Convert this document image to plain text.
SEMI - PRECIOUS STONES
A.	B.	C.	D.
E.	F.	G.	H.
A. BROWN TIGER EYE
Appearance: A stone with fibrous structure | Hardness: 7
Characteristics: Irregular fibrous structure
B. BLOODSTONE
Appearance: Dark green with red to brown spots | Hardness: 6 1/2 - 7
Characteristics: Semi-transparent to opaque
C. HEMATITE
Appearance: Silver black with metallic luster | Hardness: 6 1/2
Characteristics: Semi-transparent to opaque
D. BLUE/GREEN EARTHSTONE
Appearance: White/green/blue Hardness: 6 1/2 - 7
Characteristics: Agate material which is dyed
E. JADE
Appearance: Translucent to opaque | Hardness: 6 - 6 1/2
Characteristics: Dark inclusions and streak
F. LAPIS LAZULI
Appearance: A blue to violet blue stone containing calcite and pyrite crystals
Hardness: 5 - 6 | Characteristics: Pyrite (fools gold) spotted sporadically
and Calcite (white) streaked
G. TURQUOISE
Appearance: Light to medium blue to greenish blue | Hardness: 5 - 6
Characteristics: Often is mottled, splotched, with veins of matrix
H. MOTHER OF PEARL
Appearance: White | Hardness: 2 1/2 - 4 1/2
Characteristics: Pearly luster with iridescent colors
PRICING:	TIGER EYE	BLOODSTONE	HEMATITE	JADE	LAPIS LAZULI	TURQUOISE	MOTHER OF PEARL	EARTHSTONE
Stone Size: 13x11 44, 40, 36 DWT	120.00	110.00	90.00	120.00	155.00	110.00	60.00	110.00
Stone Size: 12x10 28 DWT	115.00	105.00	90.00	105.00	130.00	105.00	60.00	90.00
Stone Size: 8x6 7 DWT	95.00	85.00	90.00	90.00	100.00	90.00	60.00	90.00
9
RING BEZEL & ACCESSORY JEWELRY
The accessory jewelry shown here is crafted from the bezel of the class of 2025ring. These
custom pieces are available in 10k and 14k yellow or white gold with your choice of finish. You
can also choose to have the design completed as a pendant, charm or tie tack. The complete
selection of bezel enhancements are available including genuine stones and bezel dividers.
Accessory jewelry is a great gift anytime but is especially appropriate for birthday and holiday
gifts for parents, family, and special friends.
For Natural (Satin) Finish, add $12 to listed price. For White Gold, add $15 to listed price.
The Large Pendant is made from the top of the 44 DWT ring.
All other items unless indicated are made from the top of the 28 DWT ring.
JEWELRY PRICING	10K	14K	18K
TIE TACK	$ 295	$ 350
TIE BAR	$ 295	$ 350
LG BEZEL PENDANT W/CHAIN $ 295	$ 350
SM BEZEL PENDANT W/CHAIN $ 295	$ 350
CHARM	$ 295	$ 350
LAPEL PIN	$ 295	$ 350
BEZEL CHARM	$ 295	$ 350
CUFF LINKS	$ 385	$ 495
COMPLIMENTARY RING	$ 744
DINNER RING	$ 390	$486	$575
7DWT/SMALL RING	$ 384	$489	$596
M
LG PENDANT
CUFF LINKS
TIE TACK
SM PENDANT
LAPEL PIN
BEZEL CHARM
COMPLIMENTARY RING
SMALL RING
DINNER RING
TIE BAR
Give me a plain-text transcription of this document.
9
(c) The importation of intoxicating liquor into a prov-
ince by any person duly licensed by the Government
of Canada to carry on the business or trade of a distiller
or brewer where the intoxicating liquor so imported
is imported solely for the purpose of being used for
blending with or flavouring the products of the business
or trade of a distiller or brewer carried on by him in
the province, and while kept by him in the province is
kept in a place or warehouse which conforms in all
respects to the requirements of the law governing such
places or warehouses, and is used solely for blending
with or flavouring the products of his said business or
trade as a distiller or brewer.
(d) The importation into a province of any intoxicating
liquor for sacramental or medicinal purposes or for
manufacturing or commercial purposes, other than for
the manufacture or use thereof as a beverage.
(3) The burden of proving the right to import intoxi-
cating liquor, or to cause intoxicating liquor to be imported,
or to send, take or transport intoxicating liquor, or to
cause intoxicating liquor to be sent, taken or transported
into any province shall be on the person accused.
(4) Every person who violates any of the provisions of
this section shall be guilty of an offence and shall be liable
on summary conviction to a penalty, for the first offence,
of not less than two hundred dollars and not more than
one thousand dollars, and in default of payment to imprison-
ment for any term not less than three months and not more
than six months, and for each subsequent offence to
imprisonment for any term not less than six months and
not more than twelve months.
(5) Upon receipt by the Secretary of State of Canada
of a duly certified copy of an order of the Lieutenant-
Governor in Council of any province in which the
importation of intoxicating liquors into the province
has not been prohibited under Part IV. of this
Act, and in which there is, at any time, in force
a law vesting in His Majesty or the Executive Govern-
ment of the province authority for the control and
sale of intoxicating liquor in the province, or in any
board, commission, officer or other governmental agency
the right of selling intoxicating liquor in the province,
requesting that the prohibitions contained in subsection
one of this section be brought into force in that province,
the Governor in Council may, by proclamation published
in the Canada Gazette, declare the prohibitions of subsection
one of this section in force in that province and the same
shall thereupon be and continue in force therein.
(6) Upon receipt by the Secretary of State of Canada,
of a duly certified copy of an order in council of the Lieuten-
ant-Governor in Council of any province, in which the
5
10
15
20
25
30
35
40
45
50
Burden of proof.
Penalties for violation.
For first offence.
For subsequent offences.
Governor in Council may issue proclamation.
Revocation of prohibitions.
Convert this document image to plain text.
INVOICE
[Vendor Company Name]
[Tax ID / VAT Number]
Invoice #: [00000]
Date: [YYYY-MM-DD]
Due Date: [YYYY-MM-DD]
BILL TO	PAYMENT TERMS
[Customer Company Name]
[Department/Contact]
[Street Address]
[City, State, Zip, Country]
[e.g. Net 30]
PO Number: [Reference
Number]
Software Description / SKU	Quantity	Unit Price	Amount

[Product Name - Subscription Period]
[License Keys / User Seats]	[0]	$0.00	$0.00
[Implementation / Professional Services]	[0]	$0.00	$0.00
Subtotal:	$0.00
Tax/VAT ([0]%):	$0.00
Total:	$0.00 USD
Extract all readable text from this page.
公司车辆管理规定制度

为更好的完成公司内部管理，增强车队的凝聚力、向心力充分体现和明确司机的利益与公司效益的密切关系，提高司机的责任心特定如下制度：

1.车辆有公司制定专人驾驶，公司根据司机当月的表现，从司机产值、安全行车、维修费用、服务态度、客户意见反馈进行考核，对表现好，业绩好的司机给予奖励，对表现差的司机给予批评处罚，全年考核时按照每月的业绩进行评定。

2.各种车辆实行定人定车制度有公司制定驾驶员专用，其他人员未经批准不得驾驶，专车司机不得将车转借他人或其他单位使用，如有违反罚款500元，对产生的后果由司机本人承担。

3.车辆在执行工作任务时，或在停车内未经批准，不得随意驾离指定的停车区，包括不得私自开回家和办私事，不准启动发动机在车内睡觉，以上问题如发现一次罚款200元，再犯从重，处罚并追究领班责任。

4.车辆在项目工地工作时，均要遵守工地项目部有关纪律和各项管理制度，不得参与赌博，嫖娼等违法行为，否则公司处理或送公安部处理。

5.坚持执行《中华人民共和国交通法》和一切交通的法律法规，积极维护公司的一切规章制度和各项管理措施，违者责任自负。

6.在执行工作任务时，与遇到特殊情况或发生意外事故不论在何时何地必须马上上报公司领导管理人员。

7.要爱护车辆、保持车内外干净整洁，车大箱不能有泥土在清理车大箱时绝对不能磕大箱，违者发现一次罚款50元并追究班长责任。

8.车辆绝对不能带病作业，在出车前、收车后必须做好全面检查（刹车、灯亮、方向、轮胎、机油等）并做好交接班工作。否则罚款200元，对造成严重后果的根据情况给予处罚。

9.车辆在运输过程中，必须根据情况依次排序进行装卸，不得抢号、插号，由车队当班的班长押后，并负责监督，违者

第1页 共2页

> [Problem to solve]: A line counts if it holds the word "MOTHER". Work out how many lines in the listing count, and give only that number.

> [Result for this exercise]: 2